◆ Objective ◆
Locate every line below that contains the word "thái" and copy it.

◆ Dataset ◆
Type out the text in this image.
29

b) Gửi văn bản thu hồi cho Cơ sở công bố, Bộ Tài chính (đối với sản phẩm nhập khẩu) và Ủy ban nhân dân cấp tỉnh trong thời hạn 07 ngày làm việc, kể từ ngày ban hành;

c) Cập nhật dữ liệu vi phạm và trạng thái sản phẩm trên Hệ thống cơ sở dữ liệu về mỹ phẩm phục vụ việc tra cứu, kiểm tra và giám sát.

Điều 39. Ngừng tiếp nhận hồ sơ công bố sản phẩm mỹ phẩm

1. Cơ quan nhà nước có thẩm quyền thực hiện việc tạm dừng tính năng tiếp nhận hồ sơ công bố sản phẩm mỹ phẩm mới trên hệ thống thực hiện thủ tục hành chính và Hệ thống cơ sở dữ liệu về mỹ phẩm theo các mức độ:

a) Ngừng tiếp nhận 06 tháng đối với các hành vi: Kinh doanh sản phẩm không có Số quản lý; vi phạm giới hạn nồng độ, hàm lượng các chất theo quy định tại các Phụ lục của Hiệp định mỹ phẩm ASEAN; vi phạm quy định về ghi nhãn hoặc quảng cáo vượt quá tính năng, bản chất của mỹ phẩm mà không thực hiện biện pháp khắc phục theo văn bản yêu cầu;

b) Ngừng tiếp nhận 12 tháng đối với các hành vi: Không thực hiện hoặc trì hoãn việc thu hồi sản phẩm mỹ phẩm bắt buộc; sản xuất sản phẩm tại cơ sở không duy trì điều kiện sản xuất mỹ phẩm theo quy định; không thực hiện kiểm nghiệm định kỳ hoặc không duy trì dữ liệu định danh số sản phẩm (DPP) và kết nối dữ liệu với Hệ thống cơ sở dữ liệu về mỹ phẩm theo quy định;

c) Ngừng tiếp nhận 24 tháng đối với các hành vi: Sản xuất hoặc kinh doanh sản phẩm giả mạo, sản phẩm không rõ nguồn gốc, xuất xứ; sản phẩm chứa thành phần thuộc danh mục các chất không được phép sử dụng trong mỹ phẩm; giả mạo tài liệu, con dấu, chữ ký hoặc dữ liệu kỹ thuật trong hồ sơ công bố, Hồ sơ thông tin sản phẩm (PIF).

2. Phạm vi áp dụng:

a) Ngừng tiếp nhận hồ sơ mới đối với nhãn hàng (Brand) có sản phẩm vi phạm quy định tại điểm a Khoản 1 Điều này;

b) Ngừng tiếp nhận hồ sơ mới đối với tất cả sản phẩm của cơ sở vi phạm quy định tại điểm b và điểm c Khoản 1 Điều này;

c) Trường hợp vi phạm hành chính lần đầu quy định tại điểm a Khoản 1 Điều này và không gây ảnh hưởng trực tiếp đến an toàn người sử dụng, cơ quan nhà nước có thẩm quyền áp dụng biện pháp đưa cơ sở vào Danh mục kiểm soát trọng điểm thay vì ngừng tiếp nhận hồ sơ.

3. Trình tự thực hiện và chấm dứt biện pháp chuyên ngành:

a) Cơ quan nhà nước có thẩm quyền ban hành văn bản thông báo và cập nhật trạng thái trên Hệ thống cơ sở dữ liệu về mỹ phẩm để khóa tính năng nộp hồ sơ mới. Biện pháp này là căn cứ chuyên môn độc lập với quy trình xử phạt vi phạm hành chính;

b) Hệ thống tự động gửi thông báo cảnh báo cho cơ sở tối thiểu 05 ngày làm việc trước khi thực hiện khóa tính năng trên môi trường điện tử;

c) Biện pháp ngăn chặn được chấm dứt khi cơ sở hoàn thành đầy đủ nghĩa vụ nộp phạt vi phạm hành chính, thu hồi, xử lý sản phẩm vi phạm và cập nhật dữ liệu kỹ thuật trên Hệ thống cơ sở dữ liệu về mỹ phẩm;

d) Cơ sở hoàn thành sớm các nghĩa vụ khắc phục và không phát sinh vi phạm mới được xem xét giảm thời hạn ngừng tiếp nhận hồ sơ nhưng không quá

◆ Solution to the problem ◆
c) Cập nhật dữ liệu vi phạm và trạng thái sản phẩm trên Hệ thống cơ sở dữ liệu về mỹ phẩm phục vụ việc tra cứu, kiểm tra và giám sát.
a) Cơ quan nhà nước có thẩm quyền ban hành văn bản thông báo và cập nhật trạng thái trên Hệ thống cơ sở dữ liệu về mỹ phẩm để khóa tính năng nộp hồ sơ mới. Biện pháp này là căn cứ chuyên môn độc lập với quy trình xử phạt vi phạm hành chính;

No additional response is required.